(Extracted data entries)
···

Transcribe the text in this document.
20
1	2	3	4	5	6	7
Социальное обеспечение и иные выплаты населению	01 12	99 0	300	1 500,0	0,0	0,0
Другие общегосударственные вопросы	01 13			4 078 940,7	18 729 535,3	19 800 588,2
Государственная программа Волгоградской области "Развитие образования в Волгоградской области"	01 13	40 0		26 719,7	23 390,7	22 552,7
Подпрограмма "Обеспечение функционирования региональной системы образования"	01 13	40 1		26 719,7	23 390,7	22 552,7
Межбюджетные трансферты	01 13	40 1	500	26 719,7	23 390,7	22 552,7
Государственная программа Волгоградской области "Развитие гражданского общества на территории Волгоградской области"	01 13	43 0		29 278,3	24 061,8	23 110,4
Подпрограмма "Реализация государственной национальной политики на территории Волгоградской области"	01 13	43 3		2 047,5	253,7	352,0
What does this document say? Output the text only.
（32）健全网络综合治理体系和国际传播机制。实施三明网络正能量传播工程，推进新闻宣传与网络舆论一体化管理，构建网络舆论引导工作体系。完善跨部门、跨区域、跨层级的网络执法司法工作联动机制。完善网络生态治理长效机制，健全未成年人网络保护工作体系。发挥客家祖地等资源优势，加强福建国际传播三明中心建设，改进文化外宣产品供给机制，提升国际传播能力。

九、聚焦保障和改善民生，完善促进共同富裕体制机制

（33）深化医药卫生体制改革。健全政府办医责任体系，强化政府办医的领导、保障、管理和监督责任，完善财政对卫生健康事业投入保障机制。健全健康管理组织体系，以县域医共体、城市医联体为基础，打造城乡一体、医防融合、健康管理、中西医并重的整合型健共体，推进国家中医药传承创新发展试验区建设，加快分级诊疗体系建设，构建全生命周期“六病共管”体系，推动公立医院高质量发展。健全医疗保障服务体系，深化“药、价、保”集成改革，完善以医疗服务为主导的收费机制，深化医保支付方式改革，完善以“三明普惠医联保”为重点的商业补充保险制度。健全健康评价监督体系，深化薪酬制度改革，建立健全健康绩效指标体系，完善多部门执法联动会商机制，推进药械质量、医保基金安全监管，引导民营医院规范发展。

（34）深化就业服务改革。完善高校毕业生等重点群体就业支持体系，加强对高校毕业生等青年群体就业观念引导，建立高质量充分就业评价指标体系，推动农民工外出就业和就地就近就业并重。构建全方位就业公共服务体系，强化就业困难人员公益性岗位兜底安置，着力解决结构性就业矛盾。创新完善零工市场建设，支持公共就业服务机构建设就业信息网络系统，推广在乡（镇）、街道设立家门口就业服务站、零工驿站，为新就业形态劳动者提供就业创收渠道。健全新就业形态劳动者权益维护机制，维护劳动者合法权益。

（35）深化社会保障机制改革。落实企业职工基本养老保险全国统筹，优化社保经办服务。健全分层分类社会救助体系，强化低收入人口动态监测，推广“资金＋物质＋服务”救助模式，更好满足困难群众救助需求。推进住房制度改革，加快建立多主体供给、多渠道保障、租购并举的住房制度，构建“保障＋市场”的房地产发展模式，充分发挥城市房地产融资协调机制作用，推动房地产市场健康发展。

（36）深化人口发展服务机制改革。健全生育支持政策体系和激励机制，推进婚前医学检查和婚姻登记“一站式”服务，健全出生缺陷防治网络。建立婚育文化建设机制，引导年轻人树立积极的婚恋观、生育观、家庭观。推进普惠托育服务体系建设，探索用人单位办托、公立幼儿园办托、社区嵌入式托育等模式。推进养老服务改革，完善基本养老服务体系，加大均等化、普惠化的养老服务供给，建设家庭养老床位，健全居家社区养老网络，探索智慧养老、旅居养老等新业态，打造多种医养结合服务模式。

···

**To do**
Each entry above is to be printed again exactly.

**Exercise solution**
Transcribe the text in this document.
20
1	2	3	4	5	6	7
Социальное обеспечение и иные выплаты населению	01 12	99 0	300	1 500,0	0,0	0,0
Другие общегосударственные вопросы	01 13			4 078 940,7	18 729 535,3	19 800 588,2
Государственная программа Волгоградской области "Развитие образования в Волгоградской области"	01 13	40 0		26 719,7	23 390,7	22 552,7
Подпрограмма "Обеспечение функционирования региональной системы образования"	01 13	40 1		26 719,7	23 390,7	22 552,7
Межбюджетные трансферты	01 13	40 1	500	26 719,7	23 390,7	22 552,7
Государственная программа Волгоградской области "Развитие гражданского общества на территории Волгоградской области"	01 13	43 0		29 278,3	24 061,8	23 110,4
Подпрограмма "Реализация государственной национальной политики на территории Волгоградской области"	01 13	43 3		2 047,5	253,7	352,0
What does this document say? Output the text only.
（32）健全网络综合治理体系和国际传播机制。实施三明网络正能量传播工程，推进新闻宣传与网络舆论一体化管理，构建网络舆论引导工作体系。完善跨部门、跨区域、跨层级的网络执法司法工作联动机制。完善网络生态治理长效机制，健全未成年人网络保护工作体系。发挥客家祖地等资源优势，加强福建国际传播三明中心建设，改进文化外宣产品供给机制，提升国际传播能力。

九、聚焦保障和改善民生，完善促进共同富裕体制机制

（33）深化医药卫生体制改革。健全政府办医责任体系，强化政府办医的领导、保障、管理和监督责任，完善财政对卫生健康事业投入保障机制。健全健康管理组织体系，以县域医共体、城市医联体为基础，打造城乡一体、医防融合、健康管理、中西医并重的整合型健共体，推进国家中医药传承创新发展试验区建设，加快分级诊疗体系建设，构建全生命周期“六病共管”体系，推动公立医院高质量发展。健全医疗保障服务体系，深化“药、价、保”集成改革，完善以医疗服务为主导的收费机制，深化医保支付方式改革，完善以“三明普惠医联保”为重点的商业补充保险制度。健全健康评价监督体系，深化薪酬制度改革，建立健全健康绩效指标体系，完善多部门执法联动会商机制，推进药械质量、医保基金安全监管，引导民营医院规范发展。

（34）深化就业服务改革。完善高校毕业生等重点群体就业支持体系，加强对高校毕业生等青年群体就业观念引导，建立高质量充分就业评价指标体系，推动农民工外出就业和就地就近就业并重。构建全方位就业公共服务体系，强化就业困难人员公益性岗位兜底安置，着力解决结构性就业矛盾。创新完善零工市场建设，支持公共就业服务机构建设就业信息网络系统，推广在乡（镇）、街道设立家门口就业服务站、零工驿站，为新就业形态劳动者提供就业创收渠道。健全新就业形态劳动者权益维护机制，维护劳动者合法权益。

（35）深化社会保障机制改革。落实企业职工基本养老保险全国统筹，优化社保经办服务。健全分层分类社会救助体系，强化低收入人口动态监测，推广“资金＋物质＋服务”救助模式，更好满足困难群众救助需求。推进住房制度改革，加快建立多主体供给、多渠道保障、租购并举的住房制度，构建“保障＋市场”的房地产发展模式，充分发挥城市房地产融资协调机制作用，推动房地产市场健康发展。

（36）深化人口发展服务机制改革。健全生育支持政策体系和激励机制，推进婚前医学检查和婚姻登记“一站式”服务，健全出生缺陷防治网络。建立婚育文化建设机制，引导年轻人树立积极的婚恋观、生育观、家庭观。推进普惠托育服务体系建设，探索用人单位办托、公立幼儿园办托、社区嵌入式托育等模式。推进养老服务改革，完善基本养老服务体系，加大均等化、普惠化的养老服务供给，建设家庭养老床位，健全居家社区养老网络，探索智慧养老、旅居养老等新业态，打造多种医养结合服务模式。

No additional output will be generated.